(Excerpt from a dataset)

+ + + +

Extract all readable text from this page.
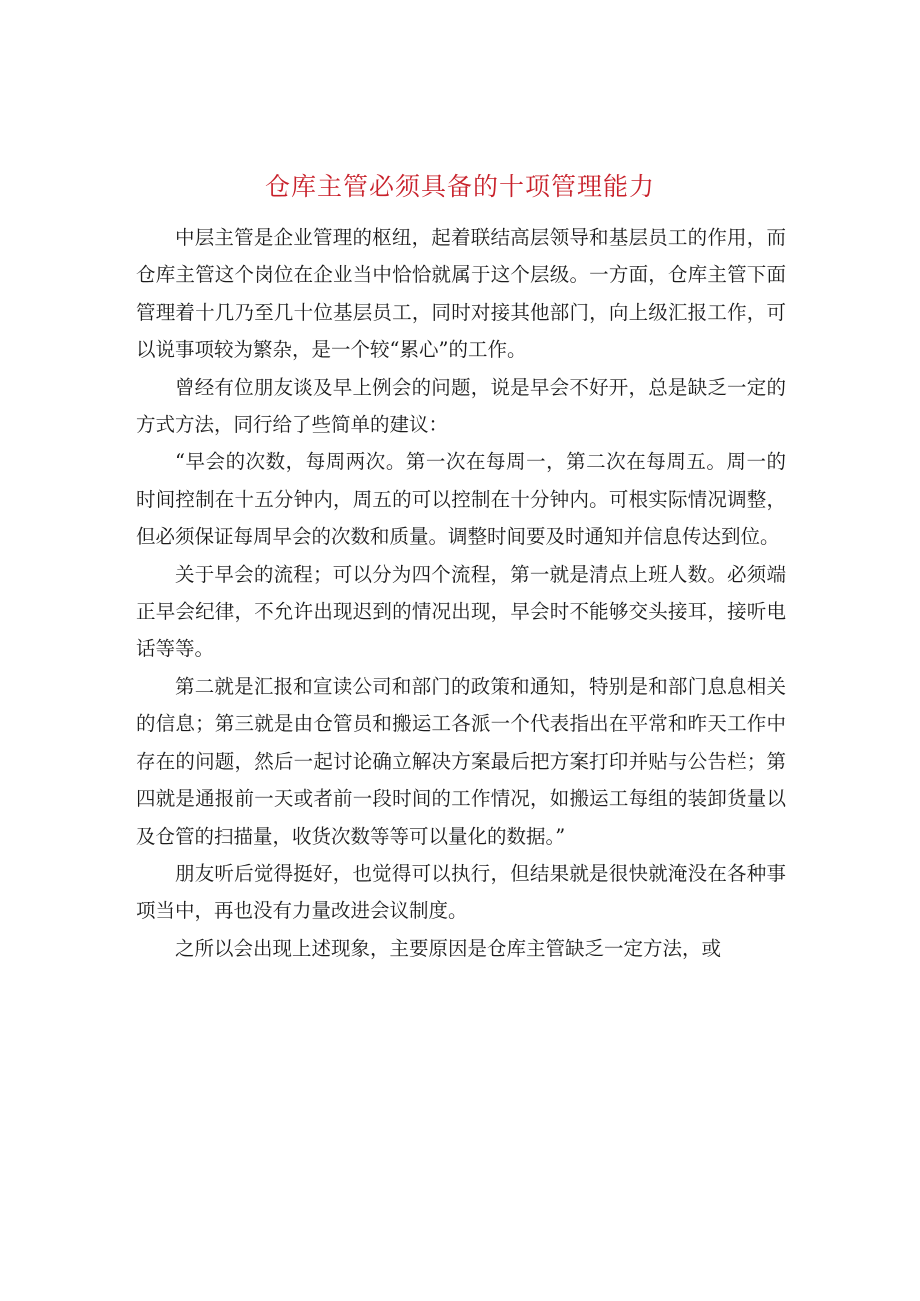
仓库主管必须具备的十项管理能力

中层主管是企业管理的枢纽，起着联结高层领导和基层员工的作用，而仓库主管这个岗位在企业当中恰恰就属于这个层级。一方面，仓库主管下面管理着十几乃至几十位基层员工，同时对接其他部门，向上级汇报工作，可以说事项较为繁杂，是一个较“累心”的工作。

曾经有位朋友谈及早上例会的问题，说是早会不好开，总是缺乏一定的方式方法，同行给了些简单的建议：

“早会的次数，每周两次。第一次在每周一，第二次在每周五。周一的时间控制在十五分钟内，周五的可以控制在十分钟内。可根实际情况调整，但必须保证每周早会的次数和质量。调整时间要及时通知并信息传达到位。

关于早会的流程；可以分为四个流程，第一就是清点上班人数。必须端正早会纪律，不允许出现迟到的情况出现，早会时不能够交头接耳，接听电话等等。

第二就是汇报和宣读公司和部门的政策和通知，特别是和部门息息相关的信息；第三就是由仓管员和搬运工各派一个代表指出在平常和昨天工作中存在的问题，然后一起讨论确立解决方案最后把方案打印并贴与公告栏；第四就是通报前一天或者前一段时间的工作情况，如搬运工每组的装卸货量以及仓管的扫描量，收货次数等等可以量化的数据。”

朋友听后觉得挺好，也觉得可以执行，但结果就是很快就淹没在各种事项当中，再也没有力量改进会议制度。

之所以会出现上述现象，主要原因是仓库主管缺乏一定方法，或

+ + + +

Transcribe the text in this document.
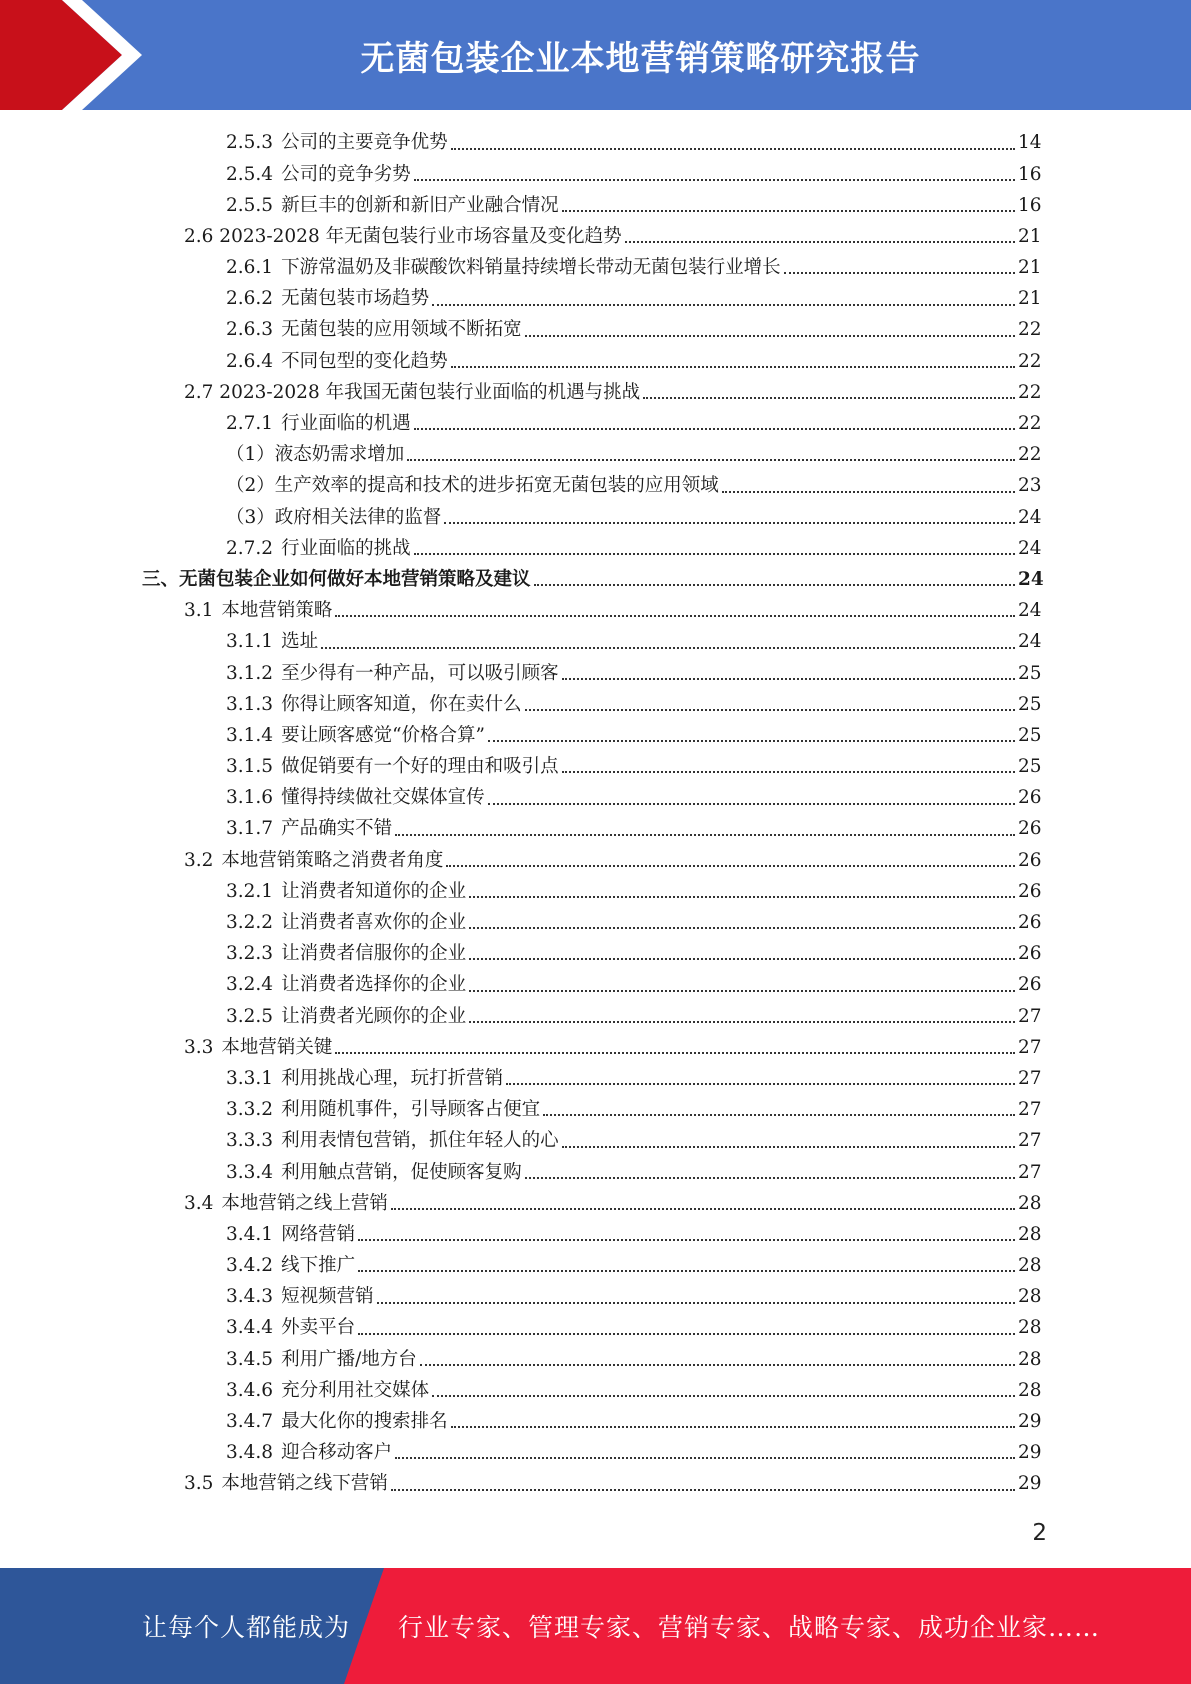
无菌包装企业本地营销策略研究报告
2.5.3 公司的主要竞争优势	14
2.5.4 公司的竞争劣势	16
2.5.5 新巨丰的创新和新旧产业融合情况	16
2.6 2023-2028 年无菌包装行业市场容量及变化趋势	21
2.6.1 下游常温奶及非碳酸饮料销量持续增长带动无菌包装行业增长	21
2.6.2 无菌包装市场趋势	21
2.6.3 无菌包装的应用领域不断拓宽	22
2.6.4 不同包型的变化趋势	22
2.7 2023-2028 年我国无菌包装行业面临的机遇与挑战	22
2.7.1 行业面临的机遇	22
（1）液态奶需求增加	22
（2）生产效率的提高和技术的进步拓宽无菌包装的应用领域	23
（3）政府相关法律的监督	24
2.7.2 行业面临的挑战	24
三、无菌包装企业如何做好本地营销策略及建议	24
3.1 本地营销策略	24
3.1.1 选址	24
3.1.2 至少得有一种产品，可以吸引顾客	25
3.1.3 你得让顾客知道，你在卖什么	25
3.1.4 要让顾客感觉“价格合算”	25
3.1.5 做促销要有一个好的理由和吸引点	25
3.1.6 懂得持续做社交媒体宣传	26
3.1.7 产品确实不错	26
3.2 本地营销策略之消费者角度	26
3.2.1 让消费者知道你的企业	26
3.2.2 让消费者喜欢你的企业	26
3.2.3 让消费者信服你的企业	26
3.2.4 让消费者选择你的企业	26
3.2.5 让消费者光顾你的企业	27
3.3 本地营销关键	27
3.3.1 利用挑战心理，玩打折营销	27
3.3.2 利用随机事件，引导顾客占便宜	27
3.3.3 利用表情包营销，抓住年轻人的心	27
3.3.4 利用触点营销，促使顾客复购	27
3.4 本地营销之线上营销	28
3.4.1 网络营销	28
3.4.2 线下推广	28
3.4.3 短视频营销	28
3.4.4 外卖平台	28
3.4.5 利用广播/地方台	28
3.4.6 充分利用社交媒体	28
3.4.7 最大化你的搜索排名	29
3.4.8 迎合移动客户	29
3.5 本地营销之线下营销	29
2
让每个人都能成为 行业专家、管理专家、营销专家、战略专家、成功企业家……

+ + + +

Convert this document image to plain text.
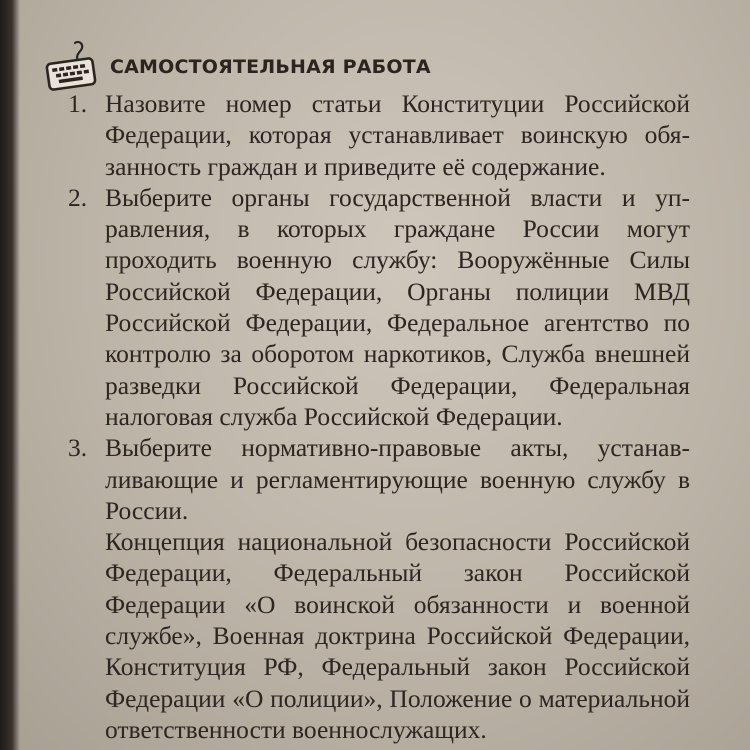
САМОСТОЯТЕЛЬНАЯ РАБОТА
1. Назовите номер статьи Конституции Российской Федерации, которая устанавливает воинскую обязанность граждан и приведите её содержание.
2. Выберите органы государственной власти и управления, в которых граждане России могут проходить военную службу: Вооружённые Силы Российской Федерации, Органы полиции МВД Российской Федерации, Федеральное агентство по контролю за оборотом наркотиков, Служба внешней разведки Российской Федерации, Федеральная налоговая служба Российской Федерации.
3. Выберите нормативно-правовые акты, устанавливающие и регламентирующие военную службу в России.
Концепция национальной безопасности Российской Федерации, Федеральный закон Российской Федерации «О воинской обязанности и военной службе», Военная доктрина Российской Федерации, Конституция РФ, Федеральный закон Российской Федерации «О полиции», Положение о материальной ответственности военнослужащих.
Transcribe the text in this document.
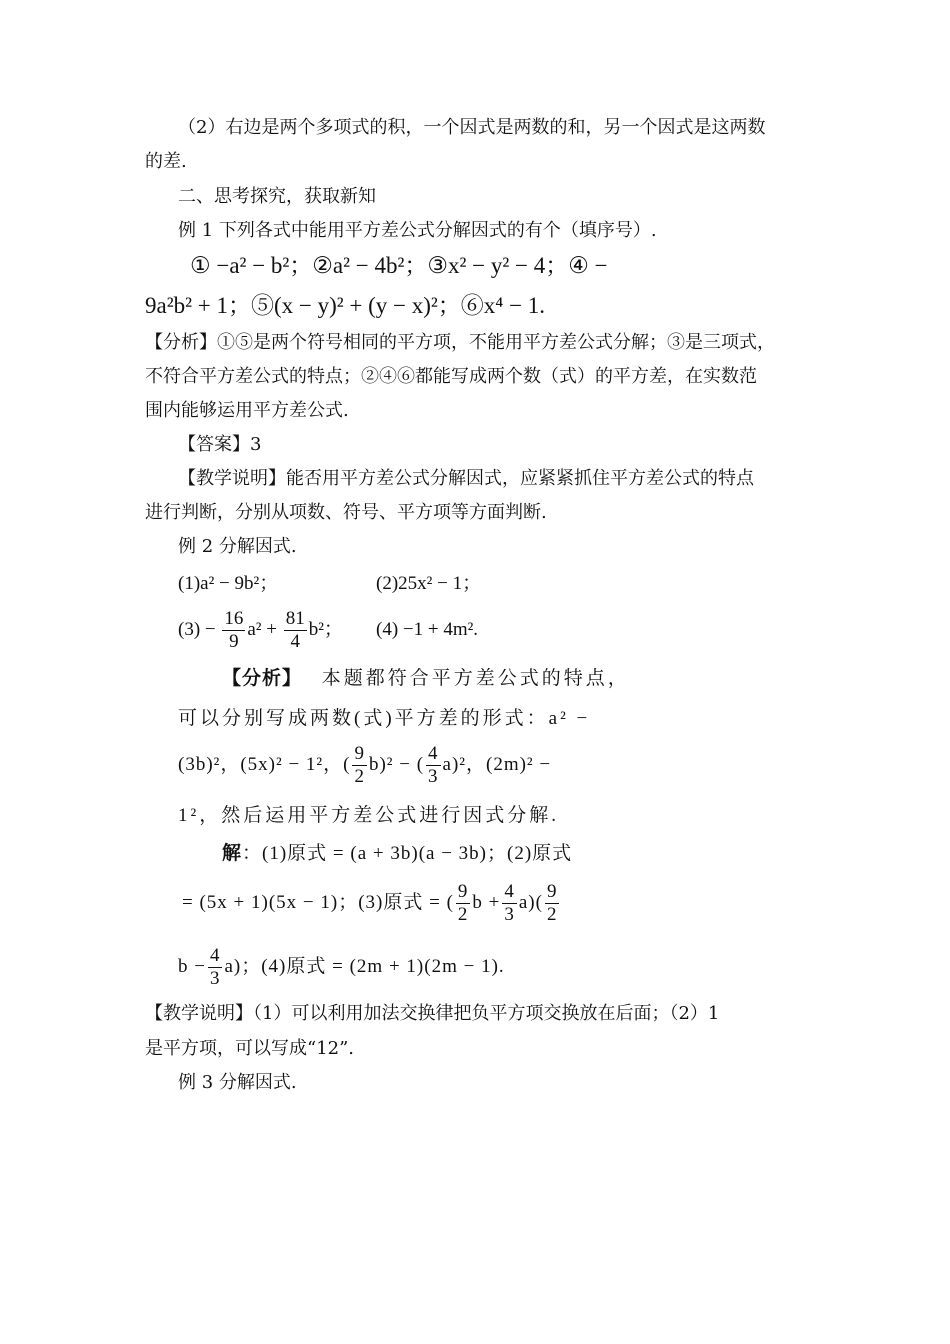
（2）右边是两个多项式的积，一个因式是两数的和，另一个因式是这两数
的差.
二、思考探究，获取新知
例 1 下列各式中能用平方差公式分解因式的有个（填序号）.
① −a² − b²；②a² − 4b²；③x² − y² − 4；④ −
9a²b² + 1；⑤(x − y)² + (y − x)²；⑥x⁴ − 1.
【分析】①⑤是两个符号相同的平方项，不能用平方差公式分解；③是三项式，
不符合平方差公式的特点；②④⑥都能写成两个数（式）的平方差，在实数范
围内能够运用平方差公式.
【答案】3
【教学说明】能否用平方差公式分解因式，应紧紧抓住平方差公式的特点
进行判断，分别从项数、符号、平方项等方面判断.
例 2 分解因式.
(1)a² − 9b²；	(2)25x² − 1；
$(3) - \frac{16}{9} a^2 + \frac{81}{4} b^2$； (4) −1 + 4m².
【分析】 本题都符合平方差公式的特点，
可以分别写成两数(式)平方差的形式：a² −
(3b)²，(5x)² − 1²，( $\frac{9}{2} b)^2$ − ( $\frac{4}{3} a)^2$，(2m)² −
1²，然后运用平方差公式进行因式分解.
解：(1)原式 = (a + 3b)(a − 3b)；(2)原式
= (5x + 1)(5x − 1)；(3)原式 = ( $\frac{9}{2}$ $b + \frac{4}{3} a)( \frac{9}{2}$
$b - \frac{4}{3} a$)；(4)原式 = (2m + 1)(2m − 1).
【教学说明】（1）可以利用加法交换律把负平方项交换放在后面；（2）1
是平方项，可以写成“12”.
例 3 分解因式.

+ + + +

Check every line for "教学说明" and show the ones that have it.

The solution
【教学说明】能否用平方差公式分解因式，应紧紧抓住平方差公式的特点
【教学说明】（1）可以利用加法交换律把负平方项交换放在后面；（2）1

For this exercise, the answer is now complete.